RECORDS FOR THIS TASK:
## start

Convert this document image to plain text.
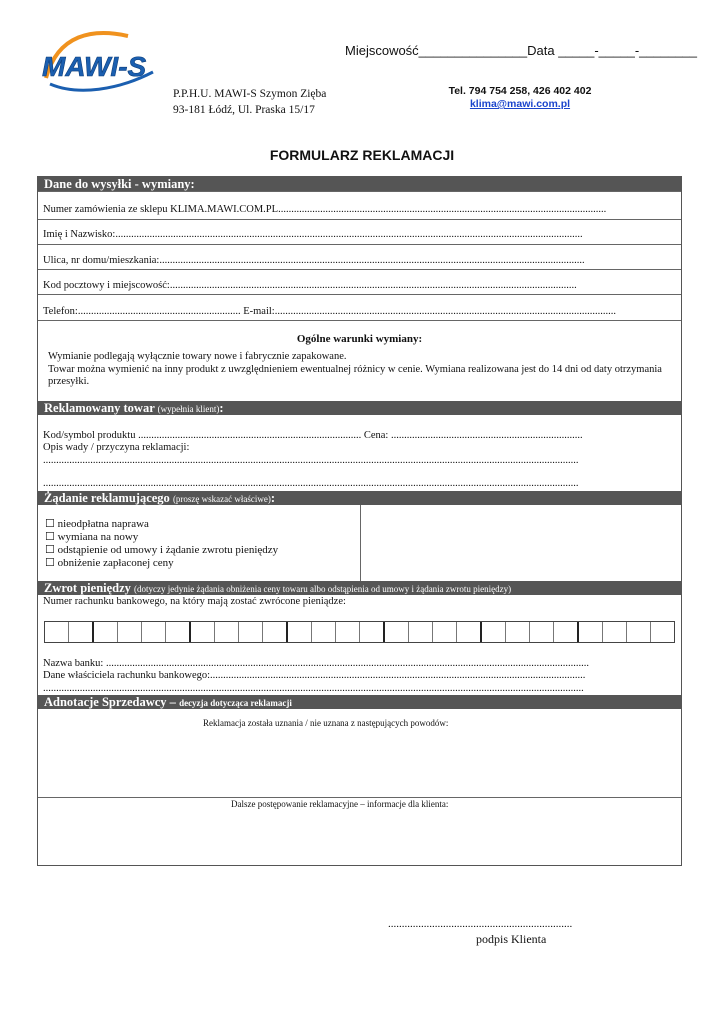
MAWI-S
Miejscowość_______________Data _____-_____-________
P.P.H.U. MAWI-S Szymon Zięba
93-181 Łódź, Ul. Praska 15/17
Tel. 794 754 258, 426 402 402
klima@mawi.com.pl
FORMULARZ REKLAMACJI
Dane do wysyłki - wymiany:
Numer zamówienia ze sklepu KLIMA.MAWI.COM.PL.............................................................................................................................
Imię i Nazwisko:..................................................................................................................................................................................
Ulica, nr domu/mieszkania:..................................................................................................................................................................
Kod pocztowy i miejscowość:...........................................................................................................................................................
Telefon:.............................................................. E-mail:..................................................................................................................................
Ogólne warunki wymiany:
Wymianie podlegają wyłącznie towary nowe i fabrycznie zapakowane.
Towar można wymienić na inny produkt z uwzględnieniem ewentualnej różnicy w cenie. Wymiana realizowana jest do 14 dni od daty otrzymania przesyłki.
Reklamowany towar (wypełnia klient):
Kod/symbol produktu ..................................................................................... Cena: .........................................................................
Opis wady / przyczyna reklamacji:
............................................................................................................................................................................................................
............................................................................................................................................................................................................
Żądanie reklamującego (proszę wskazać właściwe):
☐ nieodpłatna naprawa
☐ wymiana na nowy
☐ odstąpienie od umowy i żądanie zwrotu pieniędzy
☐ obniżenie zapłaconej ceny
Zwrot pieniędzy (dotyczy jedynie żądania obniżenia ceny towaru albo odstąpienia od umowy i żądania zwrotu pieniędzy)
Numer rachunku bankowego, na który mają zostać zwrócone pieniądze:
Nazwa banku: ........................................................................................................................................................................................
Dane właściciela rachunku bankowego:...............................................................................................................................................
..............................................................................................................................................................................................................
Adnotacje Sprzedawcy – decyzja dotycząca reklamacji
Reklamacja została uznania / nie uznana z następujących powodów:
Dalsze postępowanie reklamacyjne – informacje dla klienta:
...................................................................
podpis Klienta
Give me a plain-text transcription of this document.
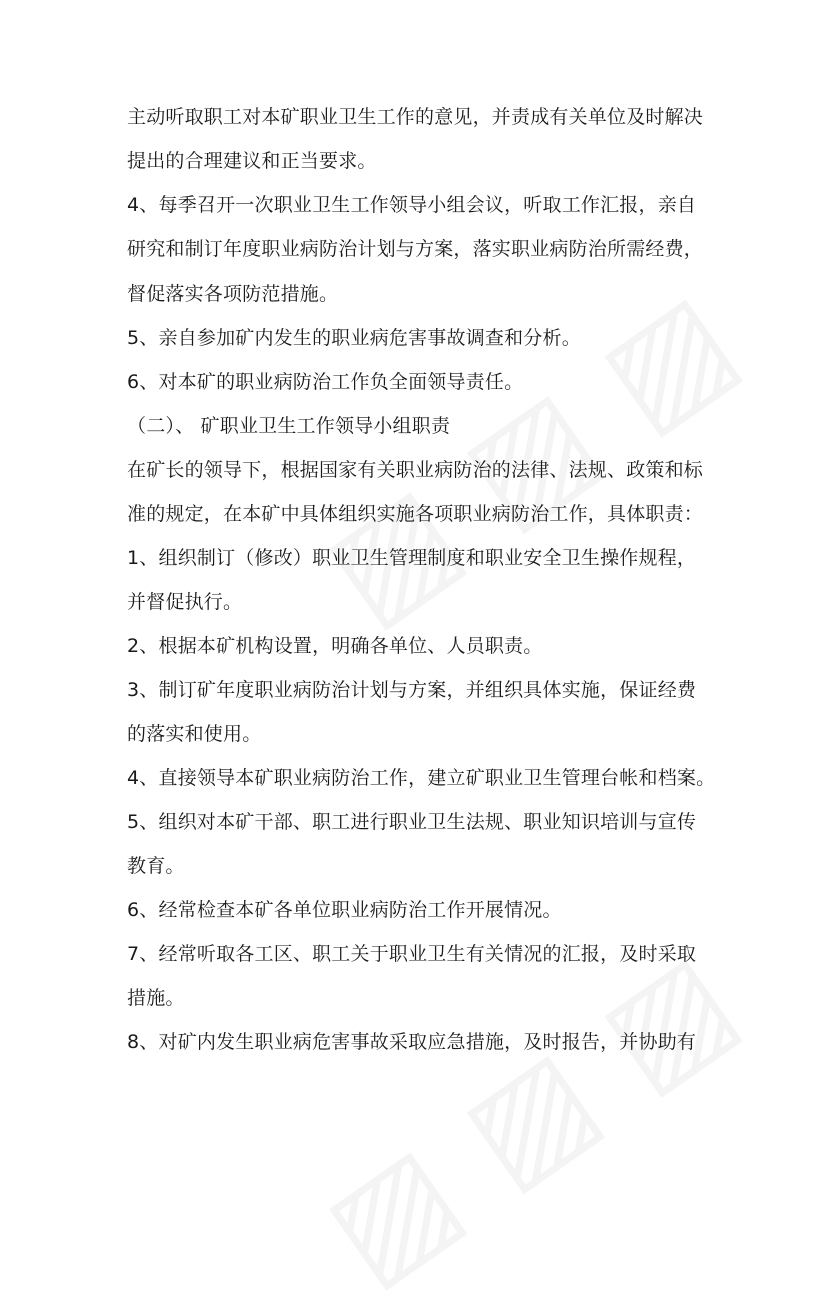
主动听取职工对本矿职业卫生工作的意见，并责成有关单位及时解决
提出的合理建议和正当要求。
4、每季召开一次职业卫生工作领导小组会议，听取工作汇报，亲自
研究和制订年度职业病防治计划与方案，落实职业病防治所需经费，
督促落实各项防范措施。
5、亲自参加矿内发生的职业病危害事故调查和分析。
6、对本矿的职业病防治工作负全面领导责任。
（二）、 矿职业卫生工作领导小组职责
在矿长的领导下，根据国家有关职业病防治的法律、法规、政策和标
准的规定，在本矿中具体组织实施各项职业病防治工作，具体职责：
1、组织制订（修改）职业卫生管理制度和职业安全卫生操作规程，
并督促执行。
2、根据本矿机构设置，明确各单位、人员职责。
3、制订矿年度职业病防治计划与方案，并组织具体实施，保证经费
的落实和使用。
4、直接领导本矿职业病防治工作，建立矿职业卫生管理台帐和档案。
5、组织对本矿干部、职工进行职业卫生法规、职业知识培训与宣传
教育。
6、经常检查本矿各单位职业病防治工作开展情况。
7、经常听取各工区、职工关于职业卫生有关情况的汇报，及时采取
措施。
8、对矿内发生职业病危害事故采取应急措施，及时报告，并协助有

## end

WHAT IS NEEDED: Work out the number of lines above that include the string "zwrotu" and write only that number.

FINISHED ANSWER: 2